▶ [What you are asked to do]
Transcribe every line of the listing below verbatim, keeping the original order, spacing, and punctuation.

Items start

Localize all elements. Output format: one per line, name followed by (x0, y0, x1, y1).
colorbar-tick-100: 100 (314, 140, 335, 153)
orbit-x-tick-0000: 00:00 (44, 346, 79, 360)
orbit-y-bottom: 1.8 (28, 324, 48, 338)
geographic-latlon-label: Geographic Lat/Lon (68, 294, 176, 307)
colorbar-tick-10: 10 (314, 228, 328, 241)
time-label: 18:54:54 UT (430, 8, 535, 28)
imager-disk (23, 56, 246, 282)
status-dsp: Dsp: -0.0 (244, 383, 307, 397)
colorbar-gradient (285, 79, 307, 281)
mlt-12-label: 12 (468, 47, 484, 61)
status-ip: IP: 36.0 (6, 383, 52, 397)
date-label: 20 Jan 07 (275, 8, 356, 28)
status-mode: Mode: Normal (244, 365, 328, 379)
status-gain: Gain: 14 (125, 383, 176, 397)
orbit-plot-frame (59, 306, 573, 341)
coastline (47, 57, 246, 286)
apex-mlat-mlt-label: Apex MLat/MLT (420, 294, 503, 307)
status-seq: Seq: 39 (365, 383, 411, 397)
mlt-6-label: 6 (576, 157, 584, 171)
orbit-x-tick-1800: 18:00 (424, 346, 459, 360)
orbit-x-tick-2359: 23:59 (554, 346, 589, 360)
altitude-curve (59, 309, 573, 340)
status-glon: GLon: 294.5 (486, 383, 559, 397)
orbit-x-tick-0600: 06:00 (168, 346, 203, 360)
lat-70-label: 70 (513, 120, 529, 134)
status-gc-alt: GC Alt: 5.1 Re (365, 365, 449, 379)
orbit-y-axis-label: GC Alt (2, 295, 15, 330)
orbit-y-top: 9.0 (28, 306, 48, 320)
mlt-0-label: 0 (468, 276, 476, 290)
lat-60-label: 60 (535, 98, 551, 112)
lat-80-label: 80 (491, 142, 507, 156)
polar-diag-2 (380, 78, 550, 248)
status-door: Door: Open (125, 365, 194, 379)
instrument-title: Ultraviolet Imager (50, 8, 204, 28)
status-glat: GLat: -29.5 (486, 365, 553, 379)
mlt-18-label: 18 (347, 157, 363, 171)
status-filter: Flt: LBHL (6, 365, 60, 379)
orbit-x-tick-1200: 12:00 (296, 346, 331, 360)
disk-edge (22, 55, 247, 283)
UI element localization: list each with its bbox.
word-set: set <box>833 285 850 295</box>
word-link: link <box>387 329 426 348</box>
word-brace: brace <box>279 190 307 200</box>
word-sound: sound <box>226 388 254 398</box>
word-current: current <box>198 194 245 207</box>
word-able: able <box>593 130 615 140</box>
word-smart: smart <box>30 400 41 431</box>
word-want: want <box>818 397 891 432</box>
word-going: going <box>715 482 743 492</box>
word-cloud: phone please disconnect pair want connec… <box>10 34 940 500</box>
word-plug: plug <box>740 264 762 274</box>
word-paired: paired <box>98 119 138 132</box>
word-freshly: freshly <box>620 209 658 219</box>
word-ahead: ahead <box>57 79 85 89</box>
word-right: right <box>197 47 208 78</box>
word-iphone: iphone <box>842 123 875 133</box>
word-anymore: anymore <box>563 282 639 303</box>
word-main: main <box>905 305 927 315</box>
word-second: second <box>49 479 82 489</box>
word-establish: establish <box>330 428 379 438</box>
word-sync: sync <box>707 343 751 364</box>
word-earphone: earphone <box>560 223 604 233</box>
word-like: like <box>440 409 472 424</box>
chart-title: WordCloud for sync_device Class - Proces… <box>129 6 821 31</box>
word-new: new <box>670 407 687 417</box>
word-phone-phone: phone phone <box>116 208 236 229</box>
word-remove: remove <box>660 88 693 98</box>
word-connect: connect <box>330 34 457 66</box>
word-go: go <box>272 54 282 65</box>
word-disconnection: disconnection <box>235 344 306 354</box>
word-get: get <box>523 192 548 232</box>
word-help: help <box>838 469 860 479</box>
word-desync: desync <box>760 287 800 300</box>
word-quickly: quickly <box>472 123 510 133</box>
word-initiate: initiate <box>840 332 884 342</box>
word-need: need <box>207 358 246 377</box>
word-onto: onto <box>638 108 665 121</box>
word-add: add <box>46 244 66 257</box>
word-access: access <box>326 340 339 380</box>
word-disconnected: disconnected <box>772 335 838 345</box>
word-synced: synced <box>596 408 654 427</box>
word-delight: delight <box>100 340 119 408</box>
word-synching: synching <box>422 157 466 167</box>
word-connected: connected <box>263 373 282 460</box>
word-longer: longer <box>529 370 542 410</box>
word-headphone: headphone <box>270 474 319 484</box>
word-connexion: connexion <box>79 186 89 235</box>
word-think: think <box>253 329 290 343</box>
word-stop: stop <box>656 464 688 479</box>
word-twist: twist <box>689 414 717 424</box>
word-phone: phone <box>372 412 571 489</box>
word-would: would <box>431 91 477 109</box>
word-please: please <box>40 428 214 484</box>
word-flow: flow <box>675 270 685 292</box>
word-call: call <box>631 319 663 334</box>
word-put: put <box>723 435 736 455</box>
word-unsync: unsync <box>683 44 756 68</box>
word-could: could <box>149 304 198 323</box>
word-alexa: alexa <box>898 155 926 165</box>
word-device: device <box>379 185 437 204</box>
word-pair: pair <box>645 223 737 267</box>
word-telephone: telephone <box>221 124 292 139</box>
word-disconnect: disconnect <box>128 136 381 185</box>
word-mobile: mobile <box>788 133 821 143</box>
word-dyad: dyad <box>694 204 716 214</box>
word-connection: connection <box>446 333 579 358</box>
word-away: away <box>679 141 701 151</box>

Items end

▶ [Complete answer]
Localize all elements. Output format: one per line, name followed by (x0, y0, x1, y1).
colorbar-tick-100: 100 (314, 140, 335, 153)
orbit-x-tick-0000: 00:00 (44, 346, 79, 360)
orbit-y-bottom: 1.8 (28, 324, 48, 338)
geographic-latlon-label: Geographic Lat/Lon (68, 294, 176, 307)
colorbar-tick-10: 10 (314, 228, 328, 241)
time-label: 18:54:54 UT (430, 8, 535, 28)
imager-disk (23, 56, 246, 282)
status-dsp: Dsp: -0.0 (244, 383, 307, 397)
colorbar-gradient (285, 79, 307, 281)
mlt-12-label: 12 (468, 47, 484, 61)
status-ip: IP: 36.0 (6, 383, 52, 397)
date-label: 20 Jan 07 (275, 8, 356, 28)
status-mode: Mode: Normal (244, 365, 328, 379)
status-gain: Gain: 14 (125, 383, 176, 397)
orbit-plot-frame (59, 306, 573, 341)
coastline (47, 57, 246, 286)
apex-mlat-mlt-label: Apex MLat/MLT (420, 294, 503, 307)
status-seq: Seq: 39 (365, 383, 411, 397)
mlt-6-label: 6 (576, 157, 584, 171)
orbit-x-tick-1800: 18:00 (424, 346, 459, 360)
orbit-x-tick-2359: 23:59 (554, 346, 589, 360)
altitude-curve (59, 309, 573, 340)
status-glon: GLon: 294.5 (486, 383, 559, 397)
orbit-x-tick-0600: 06:00 (168, 346, 203, 360)
lat-70-label: 70 (513, 120, 529, 134)
status-gc-alt: GC Alt: 5.1 Re (365, 365, 449, 379)
orbit-y-axis-label: GC Alt (2, 295, 15, 330)
orbit-y-top: 9.0 (28, 306, 48, 320)
mlt-0-label: 0 (468, 276, 476, 290)
lat-60-label: 60 (535, 98, 551, 112)
lat-80-label: 80 (491, 142, 507, 156)
polar-diag-2 (380, 78, 550, 248)
status-door: Door: Open (125, 365, 194, 379)
instrument-title: Ultraviolet Imager (50, 8, 204, 28)
status-glat: GLat: -29.5 (486, 365, 553, 379)
mlt-18-label: 18 (347, 157, 363, 171)
status-filter: Flt: LBHL (6, 365, 60, 379)
orbit-x-tick-1200: 12:00 (296, 346, 331, 360)
disk-edge (22, 55, 247, 283)
UI element localization: list each with its bbox.
word-set: set <box>833 285 850 295</box>
word-link: link <box>387 329 426 348</box>
word-brace: brace <box>279 190 307 200</box>
word-sound: sound <box>226 388 254 398</box>
word-current: current <box>198 194 245 207</box>
word-able: able <box>593 130 615 140</box>
word-smart: smart <box>30 400 41 431</box>
word-want: want <box>818 397 891 432</box>
word-going: going <box>715 482 743 492</box>
word-cloud: phone please disconnect pair want connec… <box>10 34 940 500</box>
word-plug: plug <box>740 264 762 274</box>
word-paired: paired <box>98 119 138 132</box>
word-freshly: freshly <box>620 209 658 219</box>
word-ahead: ahead <box>57 79 85 89</box>
word-right: right <box>197 47 208 78</box>
word-iphone: iphone <box>842 123 875 133</box>
word-anymore: anymore <box>563 282 639 303</box>
word-main: main <box>905 305 927 315</box>
word-second: second <box>49 479 82 489</box>
word-establish: establish <box>330 428 379 438</box>
word-sync: sync <box>707 343 751 364</box>
word-earphone: earphone <box>560 223 604 233</box>
word-like: like <box>440 409 472 424</box>
chart-title: WordCloud for sync_device Class - Proces… <box>129 6 821 31</box>
word-new: new <box>670 407 687 417</box>
word-phone-phone: phone phone <box>116 208 236 229</box>
word-remove: remove <box>660 88 693 98</box>
word-connect: connect <box>330 34 457 66</box>
word-go: go <box>272 54 282 65</box>
word-disconnection: disconnection <box>235 344 306 354</box>
word-get: get <box>523 192 548 232</box>
word-help: help <box>838 469 860 479</box>
word-desync: desync <box>760 287 800 300</box>
word-quickly: quickly <box>472 123 510 133</box>
word-initiate: initiate <box>840 332 884 342</box>
word-need: need <box>207 358 246 377</box>
word-onto: onto <box>638 108 665 121</box>
word-add: add <box>46 244 66 257</box>
word-access: access <box>326 340 339 380</box>
word-disconnected: disconnected <box>772 335 838 345</box>
word-synced: synced <box>596 408 654 427</box>
word-delight: delight <box>100 340 119 408</box>
word-synching: synching <box>422 157 466 167</box>
word-connected: connected <box>263 373 282 460</box>
word-longer: longer <box>529 370 542 410</box>
word-headphone: headphone <box>270 474 319 484</box>
word-connexion: connexion <box>79 186 89 235</box>
word-think: think <box>253 329 290 343</box>
word-stop: stop <box>656 464 688 479</box>
word-twist: twist <box>689 414 717 424</box>
word-phone: phone <box>372 412 571 489</box>
word-would: would <box>431 91 477 109</box>
word-please: please <box>40 428 214 484</box>
word-flow: flow <box>675 270 685 292</box>
word-call: call <box>631 319 663 334</box>
word-put: put <box>723 435 736 455</box>
word-unsync: unsync <box>683 44 756 68</box>
word-could: could <box>149 304 198 323</box>
word-alexa: alexa <box>898 155 926 165</box>
word-device: device <box>379 185 437 204</box>
word-pair: pair <box>645 223 737 267</box>
word-telephone: telephone <box>221 124 292 139</box>
word-disconnect: disconnect <box>128 136 381 185</box>
word-mobile: mobile <box>788 133 821 143</box>
word-dyad: dyad <box>694 204 716 214</box>
word-connection: connection <box>446 333 579 358</box>
word-away: away <box>679 141 701 151</box>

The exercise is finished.